READING PASSAGE:
==*==

Code Pink, among the looniest groups on the far left, last week attempted to disrupt a hearing of the House Select Committee on the Chinese Communist Party (CCP). Protesters held up signs and wore T-shirts reading: “China is not our enemy.”
I’m pretty sure committee members don’t disagree. The problem, which Code Pinkies can’t see through their rose-colored glasses, is not that Americans regard China as our enemy but that China’s Communist rulers regard America as their enemy.
The protestors also held up a sign—upside down, as Rep. Mike Gallagher helpfully pointed out—reading: “Stop Asian Hate.”
Hey, if Code Pink has a plan to stop the CCP’s hateful persecution of Tibetans and Uyghurs, its hateful erasure of the freedoms once enjoyed by the people of Hong Kong and its hateful threats to Taiwan, I’m confident House members would be all ears.
The select committee, established by new House Speaker Kevin McCarthy, is chaired by Gallagher, a Wisconsin Republican who served seven years on active duty in the Marine Corps (including two deployments to Iraq) and holds a doctorate in international relations from Georgetown. (Full disclosure: He’s also an alumnus of FDD’s National Security Fellowship Program.)
The panel’s formal name is the Select Committee on the Strategic Competition Between the United States and the Chinese Communist Party. But in remarks opening this hearing, the first in a series, Gallagher offered a clarification: “We may call this a strategic competition, but it’s not a polite tennis match.”

==*==

EXERCISE DETAILS: Please retype the column on the House China committee word for word, starting at "Hey, if Code" and ending at "be all ears.".

==*==

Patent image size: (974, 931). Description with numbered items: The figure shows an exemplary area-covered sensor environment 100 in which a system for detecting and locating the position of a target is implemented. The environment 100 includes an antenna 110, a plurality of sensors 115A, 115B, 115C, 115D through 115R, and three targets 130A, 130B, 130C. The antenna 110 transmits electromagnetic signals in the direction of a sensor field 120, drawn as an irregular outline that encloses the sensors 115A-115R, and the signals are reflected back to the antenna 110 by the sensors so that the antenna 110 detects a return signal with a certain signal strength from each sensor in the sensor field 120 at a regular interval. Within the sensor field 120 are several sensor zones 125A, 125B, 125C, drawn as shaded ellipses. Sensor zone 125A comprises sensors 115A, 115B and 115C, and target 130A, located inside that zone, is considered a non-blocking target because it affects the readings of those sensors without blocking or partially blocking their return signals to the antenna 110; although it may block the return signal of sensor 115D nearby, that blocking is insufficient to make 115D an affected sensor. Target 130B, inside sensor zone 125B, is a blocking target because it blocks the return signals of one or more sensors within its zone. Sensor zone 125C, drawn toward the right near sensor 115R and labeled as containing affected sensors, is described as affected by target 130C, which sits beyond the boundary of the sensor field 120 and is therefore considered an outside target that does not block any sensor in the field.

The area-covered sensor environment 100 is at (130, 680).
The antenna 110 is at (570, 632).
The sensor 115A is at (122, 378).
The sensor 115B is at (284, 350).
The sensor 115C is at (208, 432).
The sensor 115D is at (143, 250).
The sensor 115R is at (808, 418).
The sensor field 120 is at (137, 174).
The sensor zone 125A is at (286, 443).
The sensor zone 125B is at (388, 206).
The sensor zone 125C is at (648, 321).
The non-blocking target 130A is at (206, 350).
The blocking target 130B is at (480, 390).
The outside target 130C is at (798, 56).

==*==

CORRECT RESULT:
Hey, if Code Pink has a plan to stop the CCP’s hateful persecution of Tibetans and Uyghurs, its hateful erasure of the freedoms once enjoyed by the people of Hong Kong and its hateful threats to Taiwan, I’m confident House members would be all ears.